[Saved data entries]
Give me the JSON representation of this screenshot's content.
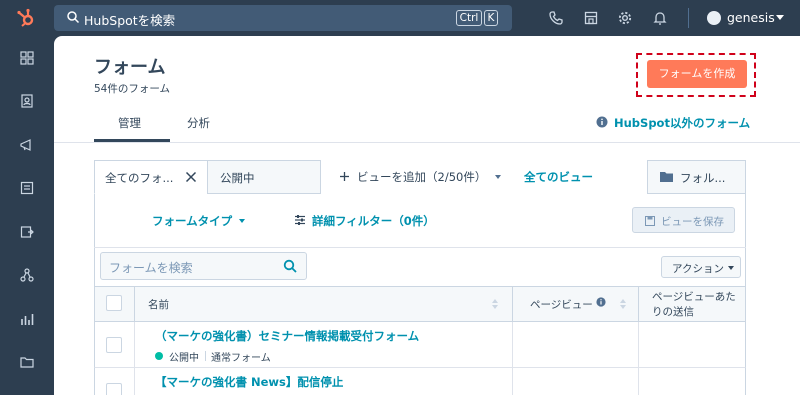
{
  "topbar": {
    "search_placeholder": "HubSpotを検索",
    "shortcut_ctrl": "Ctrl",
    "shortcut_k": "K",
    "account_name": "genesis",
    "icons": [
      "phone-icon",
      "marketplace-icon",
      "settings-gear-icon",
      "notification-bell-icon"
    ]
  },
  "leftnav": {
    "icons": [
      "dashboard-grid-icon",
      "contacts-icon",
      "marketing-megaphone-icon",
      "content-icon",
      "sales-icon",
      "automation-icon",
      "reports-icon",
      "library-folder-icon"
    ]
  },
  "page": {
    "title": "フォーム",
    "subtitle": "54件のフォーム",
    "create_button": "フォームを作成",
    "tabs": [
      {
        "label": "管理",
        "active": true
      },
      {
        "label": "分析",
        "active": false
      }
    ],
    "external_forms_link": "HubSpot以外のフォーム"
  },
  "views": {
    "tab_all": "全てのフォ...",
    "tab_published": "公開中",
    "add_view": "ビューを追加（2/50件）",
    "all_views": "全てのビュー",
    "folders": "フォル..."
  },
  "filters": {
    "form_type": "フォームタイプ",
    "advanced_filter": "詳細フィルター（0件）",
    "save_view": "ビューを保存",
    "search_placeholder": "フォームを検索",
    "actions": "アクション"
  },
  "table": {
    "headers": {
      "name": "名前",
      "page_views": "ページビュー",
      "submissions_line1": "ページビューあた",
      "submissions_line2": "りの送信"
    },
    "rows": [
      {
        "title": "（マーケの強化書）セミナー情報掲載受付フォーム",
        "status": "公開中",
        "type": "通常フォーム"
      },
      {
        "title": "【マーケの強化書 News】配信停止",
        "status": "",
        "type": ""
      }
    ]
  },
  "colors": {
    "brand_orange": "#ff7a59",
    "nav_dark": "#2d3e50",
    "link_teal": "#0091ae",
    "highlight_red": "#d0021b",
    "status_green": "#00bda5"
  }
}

PROBLEM REQUIREMENTS: Output every entry verbatim. Pictures do not belong in the copy.

TASK SOLUTION:
Give me the JSON representation of this screenshot's content.
{
  "topbar": {
    "search_placeholder": "HubSpotを検索",
    "shortcut_ctrl": "Ctrl",
    "shortcut_k": "K",
    "account_name": "genesis",
    "icons": [
      "phone-icon",
      "marketplace-icon",
      "settings-gear-icon",
      "notification-bell-icon"
    ]
  },
  "leftnav": {
    "icons": [
      "dashboard-grid-icon",
      "contacts-icon",
      "marketing-megaphone-icon",
      "content-icon",
      "sales-icon",
      "automation-icon",
      "reports-icon",
      "library-folder-icon"
    ]
  },
  "page": {
    "title": "フォーム",
    "subtitle": "54件のフォーム",
    "create_button": "フォームを作成",
    "tabs": [
      {
        "label": "管理",
        "active": true
      },
      {
        "label": "分析",
        "active": false
      }
    ],
    "external_forms_link": "HubSpot以外のフォーム"
  },
  "views": {
    "tab_all": "全てのフォ...",
    "tab_published": "公開中",
    "add_view": "ビューを追加（2/50件）",
    "all_views": "全てのビュー",
    "folders": "フォル..."
  },
  "filters": {
    "form_type": "フォームタイプ",
    "advanced_filter": "詳細フィルター（0件）",
    "save_view": "ビューを保存",
    "search_placeholder": "フォームを検索",
    "actions": "アクション"
  },
  "table": {
    "headers": {
      "name": "名前",
      "page_views": "ページビュー",
      "submissions_line1": "ページビューあた",
      "submissions_line2": "りの送信"
    },
    "rows": [
      {
        "title": "（マーケの強化書）セミナー情報掲載受付フォーム",
        "status": "公開中",
        "type": "通常フォーム"
      },
      {
        "title": "【マーケの強化書 News】配信停止",
        "status": "",
        "type": ""
      }
    ]
  },
  "colors": {
    "brand_orange": "#ff7a59",
    "nav_dark": "#2d3e50",
    "link_teal": "#0091ae",
    "highlight_red": "#d0021b",
    "status_green": "#00bda5"
  }
}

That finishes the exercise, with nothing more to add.